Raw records

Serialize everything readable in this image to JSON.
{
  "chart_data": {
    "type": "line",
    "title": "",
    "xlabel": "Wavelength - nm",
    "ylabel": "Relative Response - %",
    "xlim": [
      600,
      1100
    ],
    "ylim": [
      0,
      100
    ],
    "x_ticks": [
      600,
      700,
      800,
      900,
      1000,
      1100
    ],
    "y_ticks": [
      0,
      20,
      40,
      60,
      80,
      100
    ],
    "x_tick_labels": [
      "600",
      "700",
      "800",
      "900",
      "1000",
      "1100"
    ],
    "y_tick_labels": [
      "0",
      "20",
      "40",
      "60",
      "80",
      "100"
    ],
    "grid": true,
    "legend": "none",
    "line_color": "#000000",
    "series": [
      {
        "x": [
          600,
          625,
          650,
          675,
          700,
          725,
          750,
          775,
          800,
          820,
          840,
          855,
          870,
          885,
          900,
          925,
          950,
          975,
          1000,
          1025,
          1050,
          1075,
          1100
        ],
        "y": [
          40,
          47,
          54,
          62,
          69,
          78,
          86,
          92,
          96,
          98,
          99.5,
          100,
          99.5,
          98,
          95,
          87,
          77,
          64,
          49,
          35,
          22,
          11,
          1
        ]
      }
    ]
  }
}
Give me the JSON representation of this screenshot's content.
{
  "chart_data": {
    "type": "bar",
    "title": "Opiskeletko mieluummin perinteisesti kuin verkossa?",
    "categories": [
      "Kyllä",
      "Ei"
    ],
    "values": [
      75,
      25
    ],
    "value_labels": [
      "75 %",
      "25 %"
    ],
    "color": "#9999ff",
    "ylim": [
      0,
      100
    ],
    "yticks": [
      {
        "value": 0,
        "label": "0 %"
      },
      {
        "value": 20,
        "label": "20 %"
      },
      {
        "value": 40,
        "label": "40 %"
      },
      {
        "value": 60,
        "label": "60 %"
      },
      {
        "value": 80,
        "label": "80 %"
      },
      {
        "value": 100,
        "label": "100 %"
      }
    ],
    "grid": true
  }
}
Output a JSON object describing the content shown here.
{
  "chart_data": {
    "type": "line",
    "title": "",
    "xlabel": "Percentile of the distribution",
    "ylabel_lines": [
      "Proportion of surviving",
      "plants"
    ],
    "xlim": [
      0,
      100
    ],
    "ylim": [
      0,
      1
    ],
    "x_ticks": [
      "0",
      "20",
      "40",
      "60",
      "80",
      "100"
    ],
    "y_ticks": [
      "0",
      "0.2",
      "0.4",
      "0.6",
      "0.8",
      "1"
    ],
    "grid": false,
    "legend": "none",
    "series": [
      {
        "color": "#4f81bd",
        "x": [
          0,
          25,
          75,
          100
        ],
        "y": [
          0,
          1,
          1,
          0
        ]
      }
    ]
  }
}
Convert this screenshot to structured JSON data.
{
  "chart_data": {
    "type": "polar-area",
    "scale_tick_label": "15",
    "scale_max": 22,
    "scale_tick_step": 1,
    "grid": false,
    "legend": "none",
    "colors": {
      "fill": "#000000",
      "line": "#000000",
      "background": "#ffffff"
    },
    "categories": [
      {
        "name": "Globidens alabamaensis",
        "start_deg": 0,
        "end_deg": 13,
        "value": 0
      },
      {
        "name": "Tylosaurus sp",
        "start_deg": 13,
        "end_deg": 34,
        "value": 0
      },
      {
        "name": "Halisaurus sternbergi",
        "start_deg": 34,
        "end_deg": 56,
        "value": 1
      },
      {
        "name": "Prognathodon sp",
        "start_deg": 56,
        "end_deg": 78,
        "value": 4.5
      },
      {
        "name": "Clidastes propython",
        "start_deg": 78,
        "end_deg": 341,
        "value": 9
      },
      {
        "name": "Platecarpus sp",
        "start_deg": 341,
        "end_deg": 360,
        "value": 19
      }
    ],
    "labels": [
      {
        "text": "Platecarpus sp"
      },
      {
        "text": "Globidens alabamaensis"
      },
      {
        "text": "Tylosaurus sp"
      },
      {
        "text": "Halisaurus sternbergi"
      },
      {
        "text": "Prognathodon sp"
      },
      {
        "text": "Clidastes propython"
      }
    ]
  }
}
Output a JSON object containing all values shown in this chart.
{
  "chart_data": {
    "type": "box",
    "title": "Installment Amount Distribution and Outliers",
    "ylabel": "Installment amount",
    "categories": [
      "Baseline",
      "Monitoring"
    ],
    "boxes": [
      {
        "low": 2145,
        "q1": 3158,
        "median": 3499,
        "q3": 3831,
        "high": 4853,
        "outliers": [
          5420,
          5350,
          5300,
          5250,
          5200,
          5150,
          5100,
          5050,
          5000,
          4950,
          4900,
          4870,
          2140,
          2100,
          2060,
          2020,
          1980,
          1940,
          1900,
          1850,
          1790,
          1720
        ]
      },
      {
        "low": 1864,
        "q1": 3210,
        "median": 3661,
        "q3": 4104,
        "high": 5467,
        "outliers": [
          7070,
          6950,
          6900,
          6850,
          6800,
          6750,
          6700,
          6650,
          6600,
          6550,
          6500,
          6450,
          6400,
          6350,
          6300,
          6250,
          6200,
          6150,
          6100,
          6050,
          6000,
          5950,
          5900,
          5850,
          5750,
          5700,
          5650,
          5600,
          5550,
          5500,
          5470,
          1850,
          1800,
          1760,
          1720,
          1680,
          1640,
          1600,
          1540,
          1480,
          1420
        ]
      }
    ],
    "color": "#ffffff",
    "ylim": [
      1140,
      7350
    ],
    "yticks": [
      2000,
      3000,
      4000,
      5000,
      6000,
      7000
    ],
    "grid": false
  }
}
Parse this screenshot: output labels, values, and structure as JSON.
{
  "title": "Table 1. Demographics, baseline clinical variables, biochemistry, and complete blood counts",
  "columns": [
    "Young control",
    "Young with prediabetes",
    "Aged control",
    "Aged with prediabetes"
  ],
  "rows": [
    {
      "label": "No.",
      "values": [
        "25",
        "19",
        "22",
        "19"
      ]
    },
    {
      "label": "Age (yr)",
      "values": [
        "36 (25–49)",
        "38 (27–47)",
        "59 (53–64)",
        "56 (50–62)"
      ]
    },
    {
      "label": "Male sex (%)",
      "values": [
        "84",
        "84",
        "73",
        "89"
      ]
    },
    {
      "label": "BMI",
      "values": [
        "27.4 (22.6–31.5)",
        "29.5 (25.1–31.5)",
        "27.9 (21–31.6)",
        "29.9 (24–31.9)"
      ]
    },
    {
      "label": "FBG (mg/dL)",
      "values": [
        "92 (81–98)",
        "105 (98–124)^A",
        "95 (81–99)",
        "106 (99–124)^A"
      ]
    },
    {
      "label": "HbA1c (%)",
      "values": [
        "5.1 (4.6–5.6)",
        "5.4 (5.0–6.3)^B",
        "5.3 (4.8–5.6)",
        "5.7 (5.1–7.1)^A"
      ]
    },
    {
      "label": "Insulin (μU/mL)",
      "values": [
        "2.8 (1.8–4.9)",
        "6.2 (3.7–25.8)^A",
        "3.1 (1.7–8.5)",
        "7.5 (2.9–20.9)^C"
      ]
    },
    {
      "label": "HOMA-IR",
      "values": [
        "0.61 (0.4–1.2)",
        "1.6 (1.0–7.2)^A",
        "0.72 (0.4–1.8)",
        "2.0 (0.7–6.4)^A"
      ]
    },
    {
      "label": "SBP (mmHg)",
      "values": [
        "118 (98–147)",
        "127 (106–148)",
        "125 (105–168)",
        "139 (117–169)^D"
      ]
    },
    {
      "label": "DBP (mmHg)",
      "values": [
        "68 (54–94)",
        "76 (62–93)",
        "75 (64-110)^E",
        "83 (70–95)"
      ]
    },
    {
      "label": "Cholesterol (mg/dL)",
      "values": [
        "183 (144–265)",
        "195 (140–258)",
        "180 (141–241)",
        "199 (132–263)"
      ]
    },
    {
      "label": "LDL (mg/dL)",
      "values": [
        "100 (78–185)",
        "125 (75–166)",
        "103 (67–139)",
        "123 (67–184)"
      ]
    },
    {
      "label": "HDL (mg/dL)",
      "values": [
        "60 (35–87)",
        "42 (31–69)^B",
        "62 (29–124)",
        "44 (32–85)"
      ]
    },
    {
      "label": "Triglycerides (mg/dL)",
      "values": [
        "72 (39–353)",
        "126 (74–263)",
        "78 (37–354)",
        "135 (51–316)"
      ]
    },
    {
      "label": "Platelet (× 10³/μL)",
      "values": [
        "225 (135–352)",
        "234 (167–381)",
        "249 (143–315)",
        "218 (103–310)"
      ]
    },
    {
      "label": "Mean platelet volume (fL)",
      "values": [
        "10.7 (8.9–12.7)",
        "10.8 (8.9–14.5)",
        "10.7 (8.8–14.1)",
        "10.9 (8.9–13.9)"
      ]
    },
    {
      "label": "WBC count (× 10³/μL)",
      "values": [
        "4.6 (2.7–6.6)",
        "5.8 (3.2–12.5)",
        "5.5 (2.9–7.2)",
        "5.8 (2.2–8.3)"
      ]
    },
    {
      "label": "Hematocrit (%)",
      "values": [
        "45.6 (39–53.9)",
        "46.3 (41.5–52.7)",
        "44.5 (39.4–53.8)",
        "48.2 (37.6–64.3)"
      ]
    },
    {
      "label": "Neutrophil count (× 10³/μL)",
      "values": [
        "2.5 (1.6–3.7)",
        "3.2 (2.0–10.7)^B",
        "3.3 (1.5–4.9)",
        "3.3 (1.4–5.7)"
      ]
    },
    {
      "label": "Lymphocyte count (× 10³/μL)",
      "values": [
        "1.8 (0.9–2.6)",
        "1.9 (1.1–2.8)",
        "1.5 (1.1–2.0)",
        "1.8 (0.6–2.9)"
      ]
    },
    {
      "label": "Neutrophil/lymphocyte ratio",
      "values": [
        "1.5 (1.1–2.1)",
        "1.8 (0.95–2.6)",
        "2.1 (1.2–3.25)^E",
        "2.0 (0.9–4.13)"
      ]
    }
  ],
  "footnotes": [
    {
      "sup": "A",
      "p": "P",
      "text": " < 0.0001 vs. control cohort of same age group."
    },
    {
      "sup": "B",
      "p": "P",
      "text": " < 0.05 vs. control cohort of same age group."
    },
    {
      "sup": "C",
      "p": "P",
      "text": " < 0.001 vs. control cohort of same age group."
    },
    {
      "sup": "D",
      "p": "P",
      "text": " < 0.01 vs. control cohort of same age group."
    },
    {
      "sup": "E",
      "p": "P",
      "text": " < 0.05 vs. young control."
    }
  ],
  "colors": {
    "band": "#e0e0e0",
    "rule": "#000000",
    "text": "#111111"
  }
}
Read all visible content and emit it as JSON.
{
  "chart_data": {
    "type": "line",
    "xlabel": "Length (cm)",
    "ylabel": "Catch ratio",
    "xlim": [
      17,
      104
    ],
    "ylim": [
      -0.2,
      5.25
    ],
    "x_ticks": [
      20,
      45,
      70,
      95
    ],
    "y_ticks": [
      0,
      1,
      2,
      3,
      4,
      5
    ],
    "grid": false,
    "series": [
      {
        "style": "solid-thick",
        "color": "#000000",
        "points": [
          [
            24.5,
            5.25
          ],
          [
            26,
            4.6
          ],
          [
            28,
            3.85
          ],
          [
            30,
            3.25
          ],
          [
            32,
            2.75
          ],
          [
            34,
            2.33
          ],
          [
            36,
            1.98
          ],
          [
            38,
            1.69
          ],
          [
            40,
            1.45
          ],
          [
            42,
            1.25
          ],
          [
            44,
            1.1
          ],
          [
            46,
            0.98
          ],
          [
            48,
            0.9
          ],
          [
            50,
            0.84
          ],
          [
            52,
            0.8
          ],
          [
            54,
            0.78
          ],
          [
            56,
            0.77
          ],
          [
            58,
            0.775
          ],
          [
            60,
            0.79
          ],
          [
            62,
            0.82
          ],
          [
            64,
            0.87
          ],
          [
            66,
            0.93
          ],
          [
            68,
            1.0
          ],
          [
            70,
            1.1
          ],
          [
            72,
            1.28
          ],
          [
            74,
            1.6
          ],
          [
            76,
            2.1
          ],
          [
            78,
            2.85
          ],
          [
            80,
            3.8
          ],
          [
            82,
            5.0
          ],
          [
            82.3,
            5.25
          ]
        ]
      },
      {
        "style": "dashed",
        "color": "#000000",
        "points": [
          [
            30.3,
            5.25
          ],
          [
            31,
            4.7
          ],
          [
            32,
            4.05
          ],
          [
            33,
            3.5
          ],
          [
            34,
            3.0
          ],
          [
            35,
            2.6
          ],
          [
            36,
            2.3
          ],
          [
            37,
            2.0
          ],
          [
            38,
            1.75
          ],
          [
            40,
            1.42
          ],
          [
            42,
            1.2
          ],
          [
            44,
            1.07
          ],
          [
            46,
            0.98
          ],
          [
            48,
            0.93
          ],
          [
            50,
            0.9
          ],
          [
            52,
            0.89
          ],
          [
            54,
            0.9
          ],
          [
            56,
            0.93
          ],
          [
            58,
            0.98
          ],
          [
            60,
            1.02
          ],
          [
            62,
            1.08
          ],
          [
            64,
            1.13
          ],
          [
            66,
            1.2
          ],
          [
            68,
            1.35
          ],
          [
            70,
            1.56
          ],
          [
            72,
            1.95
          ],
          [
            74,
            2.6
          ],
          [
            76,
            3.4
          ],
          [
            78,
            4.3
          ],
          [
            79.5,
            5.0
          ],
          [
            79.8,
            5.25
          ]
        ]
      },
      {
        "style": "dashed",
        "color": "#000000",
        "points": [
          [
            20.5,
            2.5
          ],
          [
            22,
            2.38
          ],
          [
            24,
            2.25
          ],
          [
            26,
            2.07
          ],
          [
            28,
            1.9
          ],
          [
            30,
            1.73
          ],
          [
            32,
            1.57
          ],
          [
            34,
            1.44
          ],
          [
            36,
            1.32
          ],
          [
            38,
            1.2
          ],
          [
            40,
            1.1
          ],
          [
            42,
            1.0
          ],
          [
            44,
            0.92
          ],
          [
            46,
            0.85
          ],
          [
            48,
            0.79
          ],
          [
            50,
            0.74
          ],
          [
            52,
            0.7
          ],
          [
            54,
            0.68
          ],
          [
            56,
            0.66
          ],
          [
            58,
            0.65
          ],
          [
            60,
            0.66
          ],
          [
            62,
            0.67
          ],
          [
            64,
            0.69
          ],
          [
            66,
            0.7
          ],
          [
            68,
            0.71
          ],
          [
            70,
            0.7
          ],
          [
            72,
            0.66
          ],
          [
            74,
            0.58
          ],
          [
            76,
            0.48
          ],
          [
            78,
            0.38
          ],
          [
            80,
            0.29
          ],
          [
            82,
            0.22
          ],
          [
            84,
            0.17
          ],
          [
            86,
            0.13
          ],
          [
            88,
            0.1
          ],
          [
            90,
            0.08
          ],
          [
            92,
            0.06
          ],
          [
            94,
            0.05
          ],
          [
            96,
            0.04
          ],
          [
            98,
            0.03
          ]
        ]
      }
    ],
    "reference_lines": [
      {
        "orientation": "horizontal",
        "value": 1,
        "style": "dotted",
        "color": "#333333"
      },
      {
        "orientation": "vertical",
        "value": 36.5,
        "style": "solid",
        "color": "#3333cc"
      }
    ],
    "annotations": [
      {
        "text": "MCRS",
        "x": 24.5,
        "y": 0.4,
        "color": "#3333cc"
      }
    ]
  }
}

### [WHAT IS BEING ASKED]
From the entries above, select each line containing the string "Aged".

### [WRITTEN RESPONSE]
    "Aged control",
    "Aged with prediabetes"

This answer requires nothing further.